* begin Information shown *

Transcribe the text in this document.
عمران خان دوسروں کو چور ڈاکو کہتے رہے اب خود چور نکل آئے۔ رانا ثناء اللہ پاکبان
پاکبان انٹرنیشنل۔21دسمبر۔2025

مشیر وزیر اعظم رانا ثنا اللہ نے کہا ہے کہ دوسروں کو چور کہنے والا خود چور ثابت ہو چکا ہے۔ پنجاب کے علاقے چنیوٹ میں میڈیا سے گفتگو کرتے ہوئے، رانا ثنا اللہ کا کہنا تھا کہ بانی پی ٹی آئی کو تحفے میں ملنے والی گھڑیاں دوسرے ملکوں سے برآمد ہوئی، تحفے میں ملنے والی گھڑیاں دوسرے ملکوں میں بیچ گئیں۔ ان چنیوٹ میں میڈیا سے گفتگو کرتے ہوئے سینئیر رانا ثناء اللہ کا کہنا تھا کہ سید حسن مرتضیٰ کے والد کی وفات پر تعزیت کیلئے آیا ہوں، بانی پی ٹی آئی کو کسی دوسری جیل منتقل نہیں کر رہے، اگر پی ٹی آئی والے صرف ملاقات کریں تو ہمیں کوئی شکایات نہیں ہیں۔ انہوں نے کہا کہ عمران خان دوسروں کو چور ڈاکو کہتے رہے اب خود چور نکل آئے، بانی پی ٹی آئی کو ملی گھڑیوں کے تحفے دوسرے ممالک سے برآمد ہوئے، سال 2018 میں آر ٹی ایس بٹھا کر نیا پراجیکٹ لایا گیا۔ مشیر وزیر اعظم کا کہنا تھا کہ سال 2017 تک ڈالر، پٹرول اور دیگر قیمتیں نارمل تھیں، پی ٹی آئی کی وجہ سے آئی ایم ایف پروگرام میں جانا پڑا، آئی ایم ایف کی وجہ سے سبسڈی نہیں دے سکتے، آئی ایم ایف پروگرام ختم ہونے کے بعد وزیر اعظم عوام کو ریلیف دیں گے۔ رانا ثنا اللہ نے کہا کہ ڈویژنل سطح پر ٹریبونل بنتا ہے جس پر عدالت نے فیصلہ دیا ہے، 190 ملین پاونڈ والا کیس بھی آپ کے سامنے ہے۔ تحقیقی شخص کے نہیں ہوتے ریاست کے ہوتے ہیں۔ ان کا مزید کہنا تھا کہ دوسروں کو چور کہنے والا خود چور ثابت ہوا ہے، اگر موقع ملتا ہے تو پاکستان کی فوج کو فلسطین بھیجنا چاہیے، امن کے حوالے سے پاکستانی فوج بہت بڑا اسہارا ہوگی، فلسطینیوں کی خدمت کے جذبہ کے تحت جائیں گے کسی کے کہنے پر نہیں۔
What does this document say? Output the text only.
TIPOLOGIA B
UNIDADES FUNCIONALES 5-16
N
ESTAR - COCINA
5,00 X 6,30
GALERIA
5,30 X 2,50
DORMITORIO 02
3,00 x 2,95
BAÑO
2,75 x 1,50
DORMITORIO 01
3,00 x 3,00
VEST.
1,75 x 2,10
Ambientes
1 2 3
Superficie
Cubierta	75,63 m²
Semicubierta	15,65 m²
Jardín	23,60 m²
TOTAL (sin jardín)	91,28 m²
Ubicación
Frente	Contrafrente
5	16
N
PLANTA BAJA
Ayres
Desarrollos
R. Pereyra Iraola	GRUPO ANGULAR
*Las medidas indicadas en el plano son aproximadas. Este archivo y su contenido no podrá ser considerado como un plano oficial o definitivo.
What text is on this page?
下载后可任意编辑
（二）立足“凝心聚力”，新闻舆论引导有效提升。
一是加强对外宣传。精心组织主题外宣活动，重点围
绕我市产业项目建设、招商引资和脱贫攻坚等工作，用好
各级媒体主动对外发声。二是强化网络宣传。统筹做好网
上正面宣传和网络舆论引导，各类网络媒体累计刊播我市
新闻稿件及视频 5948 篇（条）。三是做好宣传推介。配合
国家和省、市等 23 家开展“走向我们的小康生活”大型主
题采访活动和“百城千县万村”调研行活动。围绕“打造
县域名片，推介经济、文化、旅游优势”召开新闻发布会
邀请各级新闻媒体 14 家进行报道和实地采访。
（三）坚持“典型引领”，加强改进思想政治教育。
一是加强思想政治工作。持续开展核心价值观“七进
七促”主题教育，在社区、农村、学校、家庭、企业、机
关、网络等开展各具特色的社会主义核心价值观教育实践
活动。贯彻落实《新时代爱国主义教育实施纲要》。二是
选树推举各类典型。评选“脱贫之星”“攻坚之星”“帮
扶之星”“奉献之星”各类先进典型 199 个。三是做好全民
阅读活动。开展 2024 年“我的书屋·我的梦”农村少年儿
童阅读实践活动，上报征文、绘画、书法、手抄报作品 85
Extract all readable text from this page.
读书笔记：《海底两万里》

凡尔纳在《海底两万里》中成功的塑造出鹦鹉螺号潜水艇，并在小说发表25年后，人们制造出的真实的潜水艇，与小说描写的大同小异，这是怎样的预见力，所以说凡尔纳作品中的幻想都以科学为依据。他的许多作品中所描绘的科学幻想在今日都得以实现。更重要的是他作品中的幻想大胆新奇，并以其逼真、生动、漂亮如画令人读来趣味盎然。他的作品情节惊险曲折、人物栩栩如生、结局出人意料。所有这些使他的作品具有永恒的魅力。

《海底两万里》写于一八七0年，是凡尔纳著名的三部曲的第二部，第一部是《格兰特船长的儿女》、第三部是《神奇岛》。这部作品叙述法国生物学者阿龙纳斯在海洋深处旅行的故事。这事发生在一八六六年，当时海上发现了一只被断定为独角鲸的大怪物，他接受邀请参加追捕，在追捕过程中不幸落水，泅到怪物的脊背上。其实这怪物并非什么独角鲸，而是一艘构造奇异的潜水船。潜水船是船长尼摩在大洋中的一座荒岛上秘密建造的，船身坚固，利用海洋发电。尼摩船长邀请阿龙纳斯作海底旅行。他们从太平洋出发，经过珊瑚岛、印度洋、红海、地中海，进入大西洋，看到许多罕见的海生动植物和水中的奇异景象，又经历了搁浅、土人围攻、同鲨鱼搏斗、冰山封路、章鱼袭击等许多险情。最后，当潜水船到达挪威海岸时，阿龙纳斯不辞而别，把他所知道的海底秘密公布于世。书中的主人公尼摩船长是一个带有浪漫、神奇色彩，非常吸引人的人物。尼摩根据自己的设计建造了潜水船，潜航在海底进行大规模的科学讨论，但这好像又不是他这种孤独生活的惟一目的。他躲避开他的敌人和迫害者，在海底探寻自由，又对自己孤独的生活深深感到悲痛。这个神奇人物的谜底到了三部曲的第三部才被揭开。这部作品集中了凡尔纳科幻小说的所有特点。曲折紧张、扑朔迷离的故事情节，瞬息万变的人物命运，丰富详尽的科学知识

* end Information shown *

• **Exercise prompt**:
Take the listing above and set it down exactly.

• **Task response**:
Transcribe the text in this document.
عمران خان دوسروں کو چور ڈاکو کہتے رہے اب خود چور نکل آئے۔ رانا ثناء اللہ پاکبان
پاکبان انٹرنیشنل۔21دسمبر۔2025

مشیر وزیر اعظم رانا ثنا اللہ نے کہا ہے کہ دوسروں کو چور کہنے والا خود چور ثابت ہو چکا ہے۔ پنجاب کے علاقے چنیوٹ میں میڈیا سے گفتگو کرتے ہوئے، رانا ثنا اللہ کا کہنا تھا کہ بانی پی ٹی آئی کو تحفے میں ملنے والی گھڑیاں دوسرے ملکوں سے برآمد ہوئی، تحفے میں ملنے والی گھڑیاں دوسرے ملکوں میں بیچ گئیں۔ ان چنیوٹ میں میڈیا سے گفتگو کرتے ہوئے سینئیر رانا ثناء اللہ کا کہنا تھا کہ سید حسن مرتضیٰ کے والد کی وفات پر تعزیت کیلئے آیا ہوں، بانی پی ٹی آئی کو کسی دوسری جیل منتقل نہیں کر رہے، اگر پی ٹی آئی والے صرف ملاقات کریں تو ہمیں کوئی شکایات نہیں ہیں۔ انہوں نے کہا کہ عمران خان دوسروں کو چور ڈاکو کہتے رہے اب خود چور نکل آئے، بانی پی ٹی آئی کو ملی گھڑیوں کے تحفے دوسرے ممالک سے برآمد ہوئے، سال 2018 میں آر ٹی ایس بٹھا کر نیا پراجیکٹ لایا گیا۔ مشیر وزیر اعظم کا کہنا تھا کہ سال 2017 تک ڈالر، پٹرول اور دیگر قیمتیں نارمل تھیں، پی ٹی آئی کی وجہ سے آئی ایم ایف پروگرام میں جانا پڑا، آئی ایم ایف کی وجہ سے سبسڈی نہیں دے سکتے، آئی ایم ایف پروگرام ختم ہونے کے بعد وزیر اعظم عوام کو ریلیف دیں گے۔ رانا ثنا اللہ نے کہا کہ ڈویژنل سطح پر ٹریبونل بنتا ہے جس پر عدالت نے فیصلہ دیا ہے، 190 ملین پاونڈ والا کیس بھی آپ کے سامنے ہے۔ تحقیقی شخص کے نہیں ہوتے ریاست کے ہوتے ہیں۔ ان کا مزید کہنا تھا کہ دوسروں کو چور کہنے والا خود چور ثابت ہوا ہے، اگر موقع ملتا ہے تو پاکستان کی فوج کو فلسطین بھیجنا چاہیے، امن کے حوالے سے پاکستانی فوج بہت بڑا اسہارا ہوگی، فلسطینیوں کی خدمت کے جذبہ کے تحت جائیں گے کسی کے کہنے پر نہیں۔
What does this document say? Output the text only.
TIPOLOGIA B
UNIDADES FUNCIONALES 5-16
N
ESTAR - COCINA
5,00 X 6,30
GALERIA
5,30 X 2,50
DORMITORIO 02
3,00 x 2,95
BAÑO
2,75 x 1,50
DORMITORIO 01
3,00 x 3,00
VEST.
1,75 x 2,10
Ambientes
1 2 3
Superficie
Cubierta	75,63 m²
Semicubierta	15,65 m²
Jardín	23,60 m²
TOTAL (sin jardín)	91,28 m²
Ubicación
Frente	Contrafrente
5	16
N
PLANTA BAJA
Ayres
Desarrollos
R. Pereyra Iraola	GRUPO ANGULAR
*Las medidas indicadas en el plano son aproximadas. Este archivo y su contenido no podrá ser considerado como un plano oficial o definitivo.
What text is on this page?
下载后可任意编辑
（二）立足“凝心聚力”，新闻舆论引导有效提升。
一是加强对外宣传。精心组织主题外宣活动，重点围
绕我市产业项目建设、招商引资和脱贫攻坚等工作，用好
各级媒体主动对外发声。二是强化网络宣传。统筹做好网
上正面宣传和网络舆论引导，各类网络媒体累计刊播我市
新闻稿件及视频 5948 篇（条）。三是做好宣传推介。配合
国家和省、市等 23 家开展“走向我们的小康生活”大型主
题采访活动和“百城千县万村”调研行活动。围绕“打造
县域名片，推介经济、文化、旅游优势”召开新闻发布会
邀请各级新闻媒体 14 家进行报道和实地采访。
（三）坚持“典型引领”，加强改进思想政治教育。
一是加强思想政治工作。持续开展核心价值观“七进
七促”主题教育，在社区、农村、学校、家庭、企业、机
关、网络等开展各具特色的社会主义核心价值观教育实践
活动。贯彻落实《新时代爱国主义教育实施纲要》。二是
选树推举各类典型。评选“脱贫之星”“攻坚之星”“帮
扶之星”“奉献之星”各类先进典型 199 个。三是做好全民
阅读活动。开展 2024 年“我的书屋·我的梦”农村少年儿
童阅读实践活动，上报征文、绘画、书法、手抄报作品 85
Extract all readable text from this page.
读书笔记：《海底两万里》

凡尔纳在《海底两万里》中成功的塑造出鹦鹉螺号潜水艇，并在小说发表25年后，人们制造出的真实的潜水艇，与小说描写的大同小异，这是怎样的预见力，所以说凡尔纳作品中的幻想都以科学为依据。他的许多作品中所描绘的科学幻想在今日都得以实现。更重要的是他作品中的幻想大胆新奇，并以其逼真、生动、漂亮如画令人读来趣味盎然。他的作品情节惊险曲折、人物栩栩如生、结局出人意料。所有这些使他的作品具有永恒的魅力。

《海底两万里》写于一八七0年，是凡尔纳著名的三部曲的第二部，第一部是《格兰特船长的儿女》、第三部是《神奇岛》。这部作品叙述法国生物学者阿龙纳斯在海洋深处旅行的故事。这事发生在一八六六年，当时海上发现了一只被断定为独角鲸的大怪物，他接受邀请参加追捕，在追捕过程中不幸落水，泅到怪物的脊背上。其实这怪物并非什么独角鲸，而是一艘构造奇异的潜水船。潜水船是船长尼摩在大洋中的一座荒岛上秘密建造的，船身坚固，利用海洋发电。尼摩船长邀请阿龙纳斯作海底旅行。他们从太平洋出发，经过珊瑚岛、印度洋、红海、地中海，进入大西洋，看到许多罕见的海生动植物和水中的奇异景象，又经历了搁浅、土人围攻、同鲨鱼搏斗、冰山封路、章鱼袭击等许多险情。最后，当潜水船到达挪威海岸时，阿龙纳斯不辞而别，把他所知道的海底秘密公布于世。书中的主人公尼摩船长是一个带有浪漫、神奇色彩，非常吸引人的人物。尼摩根据自己的设计建造了潜水船，潜航在海底进行大规模的科学讨论，但这好像又不是他这种孤独生活的惟一目的。他躲避开他的敌人和迫害者，在海底探寻自由，又对自己孤独的生活深深感到悲痛。这个神奇人物的谜底到了三部曲的第三部才被揭开。这部作品集中了凡尔纳科幻小说的所有特点。曲折紧张、扑朔迷离的故事情节，瞬息万变的人物命运，丰富详尽的科学知识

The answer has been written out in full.